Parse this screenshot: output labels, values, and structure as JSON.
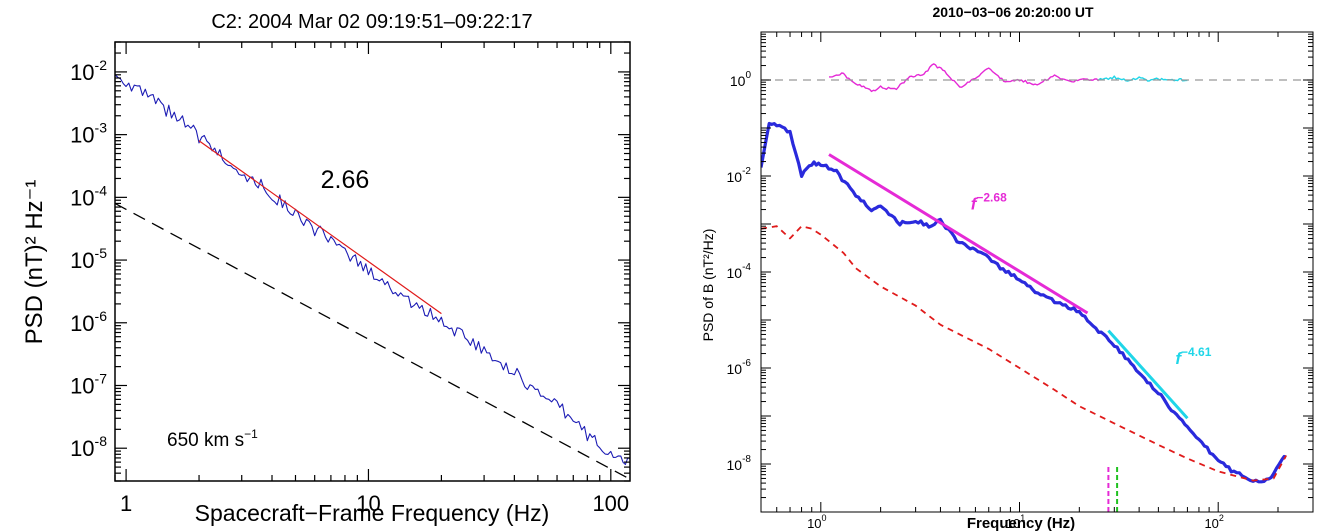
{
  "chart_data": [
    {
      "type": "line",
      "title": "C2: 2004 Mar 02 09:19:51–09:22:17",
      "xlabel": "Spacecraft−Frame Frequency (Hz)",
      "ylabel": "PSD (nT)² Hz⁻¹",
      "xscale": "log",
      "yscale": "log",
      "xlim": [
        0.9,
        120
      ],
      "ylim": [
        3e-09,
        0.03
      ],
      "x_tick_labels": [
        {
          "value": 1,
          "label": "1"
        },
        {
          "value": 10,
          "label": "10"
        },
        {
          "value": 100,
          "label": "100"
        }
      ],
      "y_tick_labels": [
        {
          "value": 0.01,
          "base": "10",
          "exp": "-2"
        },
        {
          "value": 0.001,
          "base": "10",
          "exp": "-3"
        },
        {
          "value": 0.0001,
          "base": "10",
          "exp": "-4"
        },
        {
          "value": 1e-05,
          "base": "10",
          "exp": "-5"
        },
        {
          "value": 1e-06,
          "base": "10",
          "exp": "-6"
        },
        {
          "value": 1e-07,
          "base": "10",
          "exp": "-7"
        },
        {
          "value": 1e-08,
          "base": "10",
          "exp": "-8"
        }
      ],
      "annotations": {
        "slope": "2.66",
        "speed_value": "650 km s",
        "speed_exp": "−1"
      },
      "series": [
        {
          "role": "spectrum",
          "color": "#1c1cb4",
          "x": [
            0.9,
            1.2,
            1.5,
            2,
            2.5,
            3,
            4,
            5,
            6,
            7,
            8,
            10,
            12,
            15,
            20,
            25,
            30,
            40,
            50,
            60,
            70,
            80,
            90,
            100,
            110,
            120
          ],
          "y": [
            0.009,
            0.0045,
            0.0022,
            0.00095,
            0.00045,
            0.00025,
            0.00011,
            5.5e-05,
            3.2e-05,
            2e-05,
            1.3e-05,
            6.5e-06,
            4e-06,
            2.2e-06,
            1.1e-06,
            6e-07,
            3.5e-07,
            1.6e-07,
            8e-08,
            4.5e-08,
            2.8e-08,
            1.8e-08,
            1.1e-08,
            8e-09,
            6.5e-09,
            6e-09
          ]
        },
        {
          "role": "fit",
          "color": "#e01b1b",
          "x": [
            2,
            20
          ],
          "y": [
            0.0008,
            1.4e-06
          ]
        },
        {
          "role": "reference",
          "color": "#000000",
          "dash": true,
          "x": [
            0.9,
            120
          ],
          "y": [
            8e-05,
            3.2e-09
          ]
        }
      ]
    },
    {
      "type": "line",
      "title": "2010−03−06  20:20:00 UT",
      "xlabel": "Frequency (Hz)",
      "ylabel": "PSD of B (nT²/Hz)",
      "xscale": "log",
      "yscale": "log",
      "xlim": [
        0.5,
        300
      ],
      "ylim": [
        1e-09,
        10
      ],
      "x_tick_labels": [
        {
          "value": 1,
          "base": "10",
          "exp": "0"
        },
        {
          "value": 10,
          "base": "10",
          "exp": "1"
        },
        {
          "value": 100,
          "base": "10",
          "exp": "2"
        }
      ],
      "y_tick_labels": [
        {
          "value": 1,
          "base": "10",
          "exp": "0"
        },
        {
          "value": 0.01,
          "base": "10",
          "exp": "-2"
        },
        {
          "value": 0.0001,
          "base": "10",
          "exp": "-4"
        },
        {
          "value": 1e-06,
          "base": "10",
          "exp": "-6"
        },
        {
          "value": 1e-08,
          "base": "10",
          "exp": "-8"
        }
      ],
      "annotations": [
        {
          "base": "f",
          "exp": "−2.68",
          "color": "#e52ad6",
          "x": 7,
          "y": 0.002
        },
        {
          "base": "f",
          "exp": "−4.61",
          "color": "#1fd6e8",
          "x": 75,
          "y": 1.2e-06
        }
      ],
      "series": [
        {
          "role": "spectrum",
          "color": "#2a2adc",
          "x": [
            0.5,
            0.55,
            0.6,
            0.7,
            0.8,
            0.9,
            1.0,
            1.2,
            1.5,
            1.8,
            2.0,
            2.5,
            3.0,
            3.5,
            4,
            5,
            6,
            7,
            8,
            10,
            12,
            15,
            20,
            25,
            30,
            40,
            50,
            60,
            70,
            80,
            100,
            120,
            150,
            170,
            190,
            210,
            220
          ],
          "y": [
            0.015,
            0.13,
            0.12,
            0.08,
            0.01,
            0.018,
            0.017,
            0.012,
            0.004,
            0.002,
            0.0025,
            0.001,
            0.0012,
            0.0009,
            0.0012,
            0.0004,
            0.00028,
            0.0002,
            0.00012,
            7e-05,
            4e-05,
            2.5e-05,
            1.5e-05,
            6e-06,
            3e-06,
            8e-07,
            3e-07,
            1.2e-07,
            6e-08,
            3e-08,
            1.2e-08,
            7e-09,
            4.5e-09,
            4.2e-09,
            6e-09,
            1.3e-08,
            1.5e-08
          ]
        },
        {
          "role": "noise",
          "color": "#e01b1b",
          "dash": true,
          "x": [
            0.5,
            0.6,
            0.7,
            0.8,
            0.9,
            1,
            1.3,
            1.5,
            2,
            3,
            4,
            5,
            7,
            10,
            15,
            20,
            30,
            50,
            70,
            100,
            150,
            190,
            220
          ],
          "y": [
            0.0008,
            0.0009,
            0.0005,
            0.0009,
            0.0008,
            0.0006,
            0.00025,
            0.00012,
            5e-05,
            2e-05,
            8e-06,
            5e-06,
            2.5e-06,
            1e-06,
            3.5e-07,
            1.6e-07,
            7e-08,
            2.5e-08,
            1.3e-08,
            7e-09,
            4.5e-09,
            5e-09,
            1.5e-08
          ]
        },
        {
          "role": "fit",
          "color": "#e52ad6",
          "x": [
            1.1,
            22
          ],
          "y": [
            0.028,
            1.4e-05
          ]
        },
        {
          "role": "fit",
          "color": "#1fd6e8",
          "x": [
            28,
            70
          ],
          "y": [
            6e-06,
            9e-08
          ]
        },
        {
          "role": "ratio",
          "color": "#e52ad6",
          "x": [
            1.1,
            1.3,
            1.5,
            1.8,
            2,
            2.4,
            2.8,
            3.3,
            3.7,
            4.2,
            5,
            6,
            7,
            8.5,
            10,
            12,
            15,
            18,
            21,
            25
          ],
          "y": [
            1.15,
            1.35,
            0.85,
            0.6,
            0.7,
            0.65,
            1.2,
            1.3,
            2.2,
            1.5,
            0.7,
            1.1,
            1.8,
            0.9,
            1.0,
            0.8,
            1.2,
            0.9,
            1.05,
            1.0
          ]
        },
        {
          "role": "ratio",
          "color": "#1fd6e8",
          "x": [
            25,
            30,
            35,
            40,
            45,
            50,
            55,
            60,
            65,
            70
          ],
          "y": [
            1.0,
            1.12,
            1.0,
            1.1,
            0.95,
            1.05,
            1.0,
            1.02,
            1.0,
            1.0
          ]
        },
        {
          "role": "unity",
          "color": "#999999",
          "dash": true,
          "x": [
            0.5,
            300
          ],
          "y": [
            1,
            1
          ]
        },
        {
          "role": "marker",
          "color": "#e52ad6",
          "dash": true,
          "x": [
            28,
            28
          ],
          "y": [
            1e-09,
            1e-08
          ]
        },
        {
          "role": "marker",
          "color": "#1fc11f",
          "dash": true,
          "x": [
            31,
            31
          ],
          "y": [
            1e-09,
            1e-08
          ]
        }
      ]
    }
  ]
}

※ ※ ※

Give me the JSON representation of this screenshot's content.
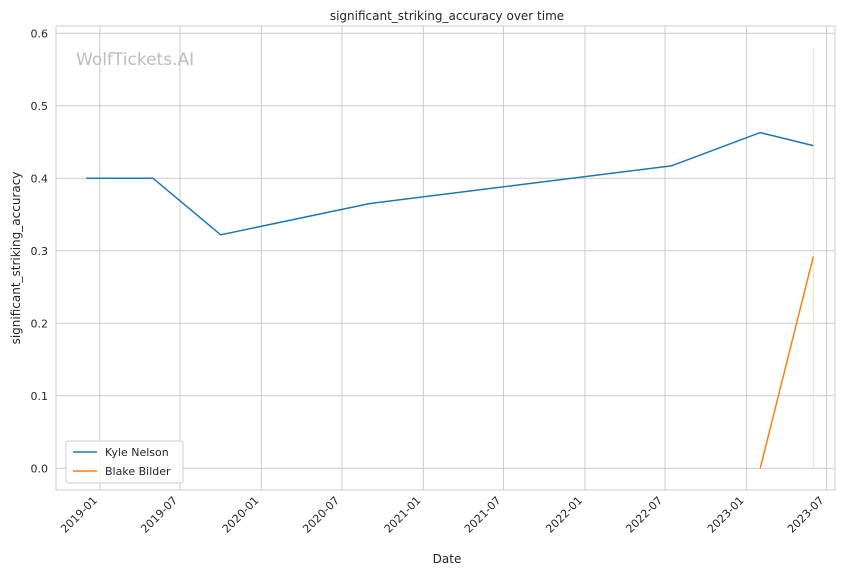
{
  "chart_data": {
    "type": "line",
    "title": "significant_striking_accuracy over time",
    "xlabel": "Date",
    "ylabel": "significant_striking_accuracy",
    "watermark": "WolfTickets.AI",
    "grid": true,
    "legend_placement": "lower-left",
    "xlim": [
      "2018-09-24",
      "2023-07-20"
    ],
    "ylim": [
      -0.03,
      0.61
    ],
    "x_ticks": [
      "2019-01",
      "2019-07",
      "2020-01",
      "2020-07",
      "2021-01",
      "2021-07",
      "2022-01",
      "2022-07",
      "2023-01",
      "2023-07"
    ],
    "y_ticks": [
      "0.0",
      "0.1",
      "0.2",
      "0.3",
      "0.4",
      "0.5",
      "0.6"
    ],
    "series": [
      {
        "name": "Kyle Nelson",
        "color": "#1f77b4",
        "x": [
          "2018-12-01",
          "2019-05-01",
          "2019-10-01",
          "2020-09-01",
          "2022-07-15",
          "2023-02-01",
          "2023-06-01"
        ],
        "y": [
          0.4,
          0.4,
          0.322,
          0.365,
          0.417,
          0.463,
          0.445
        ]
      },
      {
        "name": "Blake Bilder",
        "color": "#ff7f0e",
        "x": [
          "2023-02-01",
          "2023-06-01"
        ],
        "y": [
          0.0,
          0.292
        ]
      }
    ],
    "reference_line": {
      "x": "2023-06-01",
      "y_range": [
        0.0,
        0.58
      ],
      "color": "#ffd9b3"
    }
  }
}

※ ※ ※

- _TO DO_: Every line containing the string "screenshot" must be listed.

- _RESPONSE TO THIS EXERCISE_:
Parse this screenshot: output labels, values, and structure as JSON.
Give me the JSON representation of this screenshot's content.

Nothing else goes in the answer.